Given problem:
In the records below, find each line with the word "חמישי" and copy it.

Task material:
-*-
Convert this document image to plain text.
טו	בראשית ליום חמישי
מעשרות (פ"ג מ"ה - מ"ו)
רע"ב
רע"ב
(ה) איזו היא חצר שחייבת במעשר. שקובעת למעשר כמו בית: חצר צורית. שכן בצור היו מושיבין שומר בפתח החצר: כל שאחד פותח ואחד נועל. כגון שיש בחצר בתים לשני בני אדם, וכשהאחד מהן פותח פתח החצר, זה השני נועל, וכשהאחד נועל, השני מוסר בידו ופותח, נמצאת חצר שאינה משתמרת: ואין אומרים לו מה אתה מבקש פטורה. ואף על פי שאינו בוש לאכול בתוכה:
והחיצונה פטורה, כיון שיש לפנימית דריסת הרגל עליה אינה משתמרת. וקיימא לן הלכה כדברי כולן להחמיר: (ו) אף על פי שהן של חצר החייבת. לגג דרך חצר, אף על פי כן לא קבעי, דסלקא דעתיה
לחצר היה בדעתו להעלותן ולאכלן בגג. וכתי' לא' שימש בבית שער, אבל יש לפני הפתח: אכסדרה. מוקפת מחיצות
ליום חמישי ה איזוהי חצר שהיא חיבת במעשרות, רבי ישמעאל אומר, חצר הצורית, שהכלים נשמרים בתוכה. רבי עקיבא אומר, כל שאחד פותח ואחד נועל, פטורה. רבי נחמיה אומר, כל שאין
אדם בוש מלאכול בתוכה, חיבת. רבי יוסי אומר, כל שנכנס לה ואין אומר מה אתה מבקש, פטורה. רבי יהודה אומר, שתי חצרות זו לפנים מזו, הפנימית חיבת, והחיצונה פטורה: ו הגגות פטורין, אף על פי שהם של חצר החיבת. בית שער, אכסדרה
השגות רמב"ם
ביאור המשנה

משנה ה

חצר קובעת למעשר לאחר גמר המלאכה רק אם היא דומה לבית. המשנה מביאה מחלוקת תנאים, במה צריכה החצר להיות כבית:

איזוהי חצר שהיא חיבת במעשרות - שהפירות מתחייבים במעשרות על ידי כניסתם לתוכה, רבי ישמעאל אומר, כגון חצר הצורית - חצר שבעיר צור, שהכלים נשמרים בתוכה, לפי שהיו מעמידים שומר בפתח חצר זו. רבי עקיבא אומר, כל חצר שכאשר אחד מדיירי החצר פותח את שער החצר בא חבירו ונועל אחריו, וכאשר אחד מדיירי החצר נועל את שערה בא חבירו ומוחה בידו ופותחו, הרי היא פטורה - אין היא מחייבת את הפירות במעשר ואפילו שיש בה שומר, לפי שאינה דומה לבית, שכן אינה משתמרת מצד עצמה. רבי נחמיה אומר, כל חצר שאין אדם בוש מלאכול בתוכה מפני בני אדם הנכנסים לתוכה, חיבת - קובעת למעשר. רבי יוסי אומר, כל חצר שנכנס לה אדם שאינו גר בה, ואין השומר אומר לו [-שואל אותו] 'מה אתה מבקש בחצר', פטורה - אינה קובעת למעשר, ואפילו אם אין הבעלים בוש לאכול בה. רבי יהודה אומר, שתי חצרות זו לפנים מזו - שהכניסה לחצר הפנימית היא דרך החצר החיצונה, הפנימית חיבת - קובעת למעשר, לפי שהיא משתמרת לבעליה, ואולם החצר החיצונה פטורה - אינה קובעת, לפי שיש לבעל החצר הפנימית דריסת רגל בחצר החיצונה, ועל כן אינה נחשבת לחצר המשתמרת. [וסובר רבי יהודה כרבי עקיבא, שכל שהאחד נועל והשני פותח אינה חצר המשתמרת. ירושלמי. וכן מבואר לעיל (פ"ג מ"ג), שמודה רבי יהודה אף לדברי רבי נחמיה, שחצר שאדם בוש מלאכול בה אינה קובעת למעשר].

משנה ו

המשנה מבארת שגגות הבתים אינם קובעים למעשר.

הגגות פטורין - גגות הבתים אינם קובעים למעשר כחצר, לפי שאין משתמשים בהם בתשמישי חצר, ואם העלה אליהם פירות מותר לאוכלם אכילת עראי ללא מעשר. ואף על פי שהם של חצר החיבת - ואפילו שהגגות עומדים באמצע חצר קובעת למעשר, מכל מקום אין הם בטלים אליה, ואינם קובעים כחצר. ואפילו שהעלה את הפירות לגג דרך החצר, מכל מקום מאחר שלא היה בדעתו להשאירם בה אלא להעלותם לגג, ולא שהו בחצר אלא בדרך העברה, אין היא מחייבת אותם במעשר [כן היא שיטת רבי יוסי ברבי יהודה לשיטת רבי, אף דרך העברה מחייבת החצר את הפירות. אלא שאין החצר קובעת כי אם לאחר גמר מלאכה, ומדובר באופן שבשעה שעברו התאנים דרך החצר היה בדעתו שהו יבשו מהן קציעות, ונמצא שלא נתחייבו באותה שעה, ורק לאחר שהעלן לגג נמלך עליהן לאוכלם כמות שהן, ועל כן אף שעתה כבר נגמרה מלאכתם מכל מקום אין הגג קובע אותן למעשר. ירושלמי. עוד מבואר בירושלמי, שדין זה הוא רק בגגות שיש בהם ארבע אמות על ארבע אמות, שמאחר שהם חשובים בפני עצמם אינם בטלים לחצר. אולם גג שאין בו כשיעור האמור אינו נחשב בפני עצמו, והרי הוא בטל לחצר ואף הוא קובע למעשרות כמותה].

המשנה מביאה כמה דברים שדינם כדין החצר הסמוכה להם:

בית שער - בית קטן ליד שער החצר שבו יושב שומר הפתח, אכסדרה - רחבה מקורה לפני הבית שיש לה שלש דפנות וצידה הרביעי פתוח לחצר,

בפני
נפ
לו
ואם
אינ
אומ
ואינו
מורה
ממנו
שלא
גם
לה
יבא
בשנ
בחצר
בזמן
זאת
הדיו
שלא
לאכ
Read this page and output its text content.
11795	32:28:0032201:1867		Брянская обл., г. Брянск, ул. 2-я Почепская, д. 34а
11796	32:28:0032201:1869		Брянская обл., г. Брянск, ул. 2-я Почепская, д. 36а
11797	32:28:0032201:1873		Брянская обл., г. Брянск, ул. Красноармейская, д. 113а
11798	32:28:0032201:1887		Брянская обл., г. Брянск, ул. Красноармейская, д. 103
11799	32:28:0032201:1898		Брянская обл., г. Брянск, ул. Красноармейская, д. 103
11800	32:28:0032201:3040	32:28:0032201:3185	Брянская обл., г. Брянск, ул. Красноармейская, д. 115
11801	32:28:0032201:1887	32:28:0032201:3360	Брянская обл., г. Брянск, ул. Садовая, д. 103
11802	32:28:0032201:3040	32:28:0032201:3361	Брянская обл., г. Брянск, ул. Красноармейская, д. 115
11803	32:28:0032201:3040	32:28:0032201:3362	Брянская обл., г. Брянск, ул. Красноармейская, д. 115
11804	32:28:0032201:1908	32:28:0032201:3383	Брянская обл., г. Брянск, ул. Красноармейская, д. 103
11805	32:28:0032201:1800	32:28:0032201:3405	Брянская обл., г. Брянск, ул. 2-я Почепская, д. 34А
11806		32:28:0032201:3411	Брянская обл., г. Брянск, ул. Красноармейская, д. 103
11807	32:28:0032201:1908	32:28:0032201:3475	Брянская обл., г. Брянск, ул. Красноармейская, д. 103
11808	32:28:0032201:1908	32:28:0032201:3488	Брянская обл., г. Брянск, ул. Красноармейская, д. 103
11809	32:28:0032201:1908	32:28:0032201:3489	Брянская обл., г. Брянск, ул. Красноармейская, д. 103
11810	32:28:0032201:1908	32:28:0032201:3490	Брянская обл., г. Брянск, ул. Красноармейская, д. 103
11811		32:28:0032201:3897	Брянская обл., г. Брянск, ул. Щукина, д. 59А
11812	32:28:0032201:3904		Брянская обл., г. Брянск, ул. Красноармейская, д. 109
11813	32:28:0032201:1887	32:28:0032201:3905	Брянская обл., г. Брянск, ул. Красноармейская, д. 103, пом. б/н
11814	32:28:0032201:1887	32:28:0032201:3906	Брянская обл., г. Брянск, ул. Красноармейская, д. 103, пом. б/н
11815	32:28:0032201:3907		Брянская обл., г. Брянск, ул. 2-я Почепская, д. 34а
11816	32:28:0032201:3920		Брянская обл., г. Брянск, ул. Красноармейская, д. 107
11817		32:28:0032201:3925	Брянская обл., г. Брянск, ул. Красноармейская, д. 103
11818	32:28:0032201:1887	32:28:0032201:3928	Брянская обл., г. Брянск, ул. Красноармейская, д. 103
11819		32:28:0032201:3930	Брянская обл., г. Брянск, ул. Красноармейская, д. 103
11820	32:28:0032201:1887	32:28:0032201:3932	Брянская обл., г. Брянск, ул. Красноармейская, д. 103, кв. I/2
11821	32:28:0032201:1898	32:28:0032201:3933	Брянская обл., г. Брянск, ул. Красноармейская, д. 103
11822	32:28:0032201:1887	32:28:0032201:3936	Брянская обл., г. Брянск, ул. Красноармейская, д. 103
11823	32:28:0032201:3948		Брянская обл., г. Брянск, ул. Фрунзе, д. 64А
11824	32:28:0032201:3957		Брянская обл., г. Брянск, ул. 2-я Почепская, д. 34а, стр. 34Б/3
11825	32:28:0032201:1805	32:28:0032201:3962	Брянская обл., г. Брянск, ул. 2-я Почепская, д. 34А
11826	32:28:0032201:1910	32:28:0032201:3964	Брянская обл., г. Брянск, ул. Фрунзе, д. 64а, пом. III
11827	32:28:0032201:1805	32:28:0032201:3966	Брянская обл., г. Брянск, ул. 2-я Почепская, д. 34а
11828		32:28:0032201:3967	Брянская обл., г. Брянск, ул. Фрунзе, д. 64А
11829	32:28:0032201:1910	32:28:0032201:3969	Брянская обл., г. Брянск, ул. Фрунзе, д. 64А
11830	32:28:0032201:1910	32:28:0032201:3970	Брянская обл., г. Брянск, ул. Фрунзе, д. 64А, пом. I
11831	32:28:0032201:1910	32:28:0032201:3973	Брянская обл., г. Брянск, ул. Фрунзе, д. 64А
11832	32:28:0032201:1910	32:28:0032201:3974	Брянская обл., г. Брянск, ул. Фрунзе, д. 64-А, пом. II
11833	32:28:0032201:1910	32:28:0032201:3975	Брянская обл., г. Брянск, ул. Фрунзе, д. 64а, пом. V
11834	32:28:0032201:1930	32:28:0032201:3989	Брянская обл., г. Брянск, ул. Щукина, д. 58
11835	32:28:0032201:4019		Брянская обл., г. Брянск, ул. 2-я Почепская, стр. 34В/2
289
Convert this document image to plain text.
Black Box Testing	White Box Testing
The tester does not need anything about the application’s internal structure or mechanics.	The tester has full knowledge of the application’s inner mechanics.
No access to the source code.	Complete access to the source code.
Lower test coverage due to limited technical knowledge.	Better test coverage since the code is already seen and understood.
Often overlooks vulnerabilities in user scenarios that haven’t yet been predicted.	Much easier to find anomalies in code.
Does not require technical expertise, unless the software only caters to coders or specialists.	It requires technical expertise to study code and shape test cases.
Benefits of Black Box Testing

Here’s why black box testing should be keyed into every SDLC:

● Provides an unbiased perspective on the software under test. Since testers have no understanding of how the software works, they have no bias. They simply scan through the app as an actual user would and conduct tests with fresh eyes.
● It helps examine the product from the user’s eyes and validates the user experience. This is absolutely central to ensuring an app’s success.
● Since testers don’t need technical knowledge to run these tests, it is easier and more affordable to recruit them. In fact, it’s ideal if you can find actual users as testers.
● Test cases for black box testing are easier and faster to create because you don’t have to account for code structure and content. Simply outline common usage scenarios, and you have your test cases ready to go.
-*-
Solved problem:
טו	בראשית ליום חמישי
ליום חמישי ה איזוהי חצר שהיא חיבת במעשרות, רבי ישמעאל אומר, חצר הצורית, שהכלים נשמרים בתוכה. רבי עקיבא אומר, כל שאחד פותח ואחד נועל, פטורה. רבי נחמיה אומר, כל שאין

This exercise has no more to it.